### What to produce
Write out each line from the data below that includes the word "METEOGIORNALE".

• • • • • • •

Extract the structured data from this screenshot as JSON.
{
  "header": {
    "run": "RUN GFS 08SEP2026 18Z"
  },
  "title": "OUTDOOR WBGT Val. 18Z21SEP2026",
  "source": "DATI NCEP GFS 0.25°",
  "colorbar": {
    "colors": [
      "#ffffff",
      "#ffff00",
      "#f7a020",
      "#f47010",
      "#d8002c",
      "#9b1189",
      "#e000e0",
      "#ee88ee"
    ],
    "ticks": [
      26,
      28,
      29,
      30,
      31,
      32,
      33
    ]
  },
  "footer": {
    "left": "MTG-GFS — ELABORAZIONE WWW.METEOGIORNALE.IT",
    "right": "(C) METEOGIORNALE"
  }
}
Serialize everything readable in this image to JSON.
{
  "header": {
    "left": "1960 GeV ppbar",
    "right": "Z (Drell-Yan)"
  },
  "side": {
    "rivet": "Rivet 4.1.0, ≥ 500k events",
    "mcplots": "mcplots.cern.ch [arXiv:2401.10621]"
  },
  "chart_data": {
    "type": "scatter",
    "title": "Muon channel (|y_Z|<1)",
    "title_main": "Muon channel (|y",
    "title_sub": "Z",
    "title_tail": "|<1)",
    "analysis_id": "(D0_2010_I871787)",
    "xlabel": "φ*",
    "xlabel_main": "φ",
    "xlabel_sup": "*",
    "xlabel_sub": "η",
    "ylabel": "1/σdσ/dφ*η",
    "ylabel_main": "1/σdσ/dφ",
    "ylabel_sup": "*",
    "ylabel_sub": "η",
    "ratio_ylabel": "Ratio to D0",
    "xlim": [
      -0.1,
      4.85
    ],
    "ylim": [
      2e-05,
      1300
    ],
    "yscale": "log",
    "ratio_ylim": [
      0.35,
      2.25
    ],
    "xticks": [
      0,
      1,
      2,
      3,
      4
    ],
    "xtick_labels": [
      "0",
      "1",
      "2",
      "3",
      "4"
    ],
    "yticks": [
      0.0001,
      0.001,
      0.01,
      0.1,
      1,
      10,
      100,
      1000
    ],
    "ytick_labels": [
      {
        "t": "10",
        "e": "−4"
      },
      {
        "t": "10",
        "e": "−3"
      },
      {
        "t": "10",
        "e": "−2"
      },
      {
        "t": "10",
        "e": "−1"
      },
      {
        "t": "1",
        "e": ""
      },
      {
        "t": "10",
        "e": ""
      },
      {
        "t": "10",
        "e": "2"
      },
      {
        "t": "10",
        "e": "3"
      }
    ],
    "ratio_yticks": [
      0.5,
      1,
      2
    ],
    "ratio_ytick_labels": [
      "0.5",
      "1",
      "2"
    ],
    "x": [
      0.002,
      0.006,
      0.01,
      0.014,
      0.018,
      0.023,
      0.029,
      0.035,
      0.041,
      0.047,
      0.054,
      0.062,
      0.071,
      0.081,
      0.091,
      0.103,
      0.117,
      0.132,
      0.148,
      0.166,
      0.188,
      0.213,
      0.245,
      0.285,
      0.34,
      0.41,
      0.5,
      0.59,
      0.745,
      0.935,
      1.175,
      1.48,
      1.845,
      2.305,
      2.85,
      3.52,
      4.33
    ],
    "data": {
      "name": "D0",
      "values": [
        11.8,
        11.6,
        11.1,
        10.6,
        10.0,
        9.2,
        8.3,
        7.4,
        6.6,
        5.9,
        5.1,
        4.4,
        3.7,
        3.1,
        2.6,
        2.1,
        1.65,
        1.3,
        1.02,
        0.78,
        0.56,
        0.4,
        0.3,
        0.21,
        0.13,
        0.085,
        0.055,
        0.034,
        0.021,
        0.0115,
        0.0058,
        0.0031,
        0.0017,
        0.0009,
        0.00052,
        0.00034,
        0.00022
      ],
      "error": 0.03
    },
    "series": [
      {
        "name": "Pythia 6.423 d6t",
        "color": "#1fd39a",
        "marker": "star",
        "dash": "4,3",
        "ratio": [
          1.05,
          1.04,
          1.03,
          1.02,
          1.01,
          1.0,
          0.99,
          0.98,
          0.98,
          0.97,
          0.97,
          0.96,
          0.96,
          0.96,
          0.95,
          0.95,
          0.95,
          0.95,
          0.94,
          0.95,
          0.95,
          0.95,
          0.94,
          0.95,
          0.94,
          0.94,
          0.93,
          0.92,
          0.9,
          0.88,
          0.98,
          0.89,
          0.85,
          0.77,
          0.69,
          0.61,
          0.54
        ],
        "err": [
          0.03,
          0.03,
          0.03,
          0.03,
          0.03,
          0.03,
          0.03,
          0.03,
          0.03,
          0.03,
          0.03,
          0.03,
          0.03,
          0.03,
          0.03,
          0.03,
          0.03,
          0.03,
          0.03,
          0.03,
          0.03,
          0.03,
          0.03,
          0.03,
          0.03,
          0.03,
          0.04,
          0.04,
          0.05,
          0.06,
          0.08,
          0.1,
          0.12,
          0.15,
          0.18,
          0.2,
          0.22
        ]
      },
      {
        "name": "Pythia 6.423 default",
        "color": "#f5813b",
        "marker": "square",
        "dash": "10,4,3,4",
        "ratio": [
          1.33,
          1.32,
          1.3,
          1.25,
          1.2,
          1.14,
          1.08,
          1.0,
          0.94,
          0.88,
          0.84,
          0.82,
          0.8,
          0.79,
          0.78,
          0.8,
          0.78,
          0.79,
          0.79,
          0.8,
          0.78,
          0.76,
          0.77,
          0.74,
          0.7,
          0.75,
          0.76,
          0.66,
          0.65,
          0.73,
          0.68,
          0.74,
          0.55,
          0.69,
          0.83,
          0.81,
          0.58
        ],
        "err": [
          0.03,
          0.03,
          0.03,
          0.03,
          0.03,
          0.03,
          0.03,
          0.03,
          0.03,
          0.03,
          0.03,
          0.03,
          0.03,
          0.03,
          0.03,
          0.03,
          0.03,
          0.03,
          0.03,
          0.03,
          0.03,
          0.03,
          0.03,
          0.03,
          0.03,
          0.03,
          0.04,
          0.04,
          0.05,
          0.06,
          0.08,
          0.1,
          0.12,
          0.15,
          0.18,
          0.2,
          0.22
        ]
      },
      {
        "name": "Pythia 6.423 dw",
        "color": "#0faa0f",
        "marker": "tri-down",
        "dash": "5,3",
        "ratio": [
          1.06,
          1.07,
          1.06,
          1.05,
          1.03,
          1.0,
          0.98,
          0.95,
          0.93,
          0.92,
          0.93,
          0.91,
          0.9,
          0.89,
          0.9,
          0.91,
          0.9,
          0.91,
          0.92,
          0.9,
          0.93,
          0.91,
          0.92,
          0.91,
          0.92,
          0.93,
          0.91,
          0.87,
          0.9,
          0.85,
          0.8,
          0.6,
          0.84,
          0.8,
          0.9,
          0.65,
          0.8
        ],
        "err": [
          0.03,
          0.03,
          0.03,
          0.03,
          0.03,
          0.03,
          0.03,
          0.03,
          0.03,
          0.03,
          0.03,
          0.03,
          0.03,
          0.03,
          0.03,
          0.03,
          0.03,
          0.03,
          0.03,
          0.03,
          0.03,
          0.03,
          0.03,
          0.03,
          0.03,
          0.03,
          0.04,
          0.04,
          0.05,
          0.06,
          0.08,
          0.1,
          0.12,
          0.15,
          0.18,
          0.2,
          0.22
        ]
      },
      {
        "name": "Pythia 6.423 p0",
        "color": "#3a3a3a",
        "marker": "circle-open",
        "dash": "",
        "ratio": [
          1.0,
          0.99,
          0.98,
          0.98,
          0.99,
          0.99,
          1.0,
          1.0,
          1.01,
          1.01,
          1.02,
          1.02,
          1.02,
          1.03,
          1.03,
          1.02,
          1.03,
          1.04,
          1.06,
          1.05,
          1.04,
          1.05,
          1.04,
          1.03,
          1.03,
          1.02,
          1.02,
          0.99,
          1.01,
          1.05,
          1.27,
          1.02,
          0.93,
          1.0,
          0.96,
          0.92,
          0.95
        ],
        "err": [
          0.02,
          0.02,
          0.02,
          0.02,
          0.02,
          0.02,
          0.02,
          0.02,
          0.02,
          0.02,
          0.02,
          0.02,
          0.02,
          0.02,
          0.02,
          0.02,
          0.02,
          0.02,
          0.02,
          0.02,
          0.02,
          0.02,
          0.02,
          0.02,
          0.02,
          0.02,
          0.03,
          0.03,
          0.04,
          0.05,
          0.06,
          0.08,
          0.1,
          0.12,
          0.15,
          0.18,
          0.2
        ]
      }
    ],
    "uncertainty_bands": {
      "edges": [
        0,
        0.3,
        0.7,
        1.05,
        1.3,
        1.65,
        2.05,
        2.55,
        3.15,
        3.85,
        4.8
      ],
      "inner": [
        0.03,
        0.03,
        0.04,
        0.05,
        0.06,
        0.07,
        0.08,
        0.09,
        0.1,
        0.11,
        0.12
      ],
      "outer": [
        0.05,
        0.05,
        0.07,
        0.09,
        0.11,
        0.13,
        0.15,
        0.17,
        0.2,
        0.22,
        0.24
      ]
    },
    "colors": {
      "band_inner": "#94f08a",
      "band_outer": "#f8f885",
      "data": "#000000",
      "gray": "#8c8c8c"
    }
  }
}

• • • • • • •

### Exercise result
    "left": "MTG-GFS — ELABORAZIONE WWW.METEOGIORNALE.IT",
    "right": "(C) METEOGIORNALE"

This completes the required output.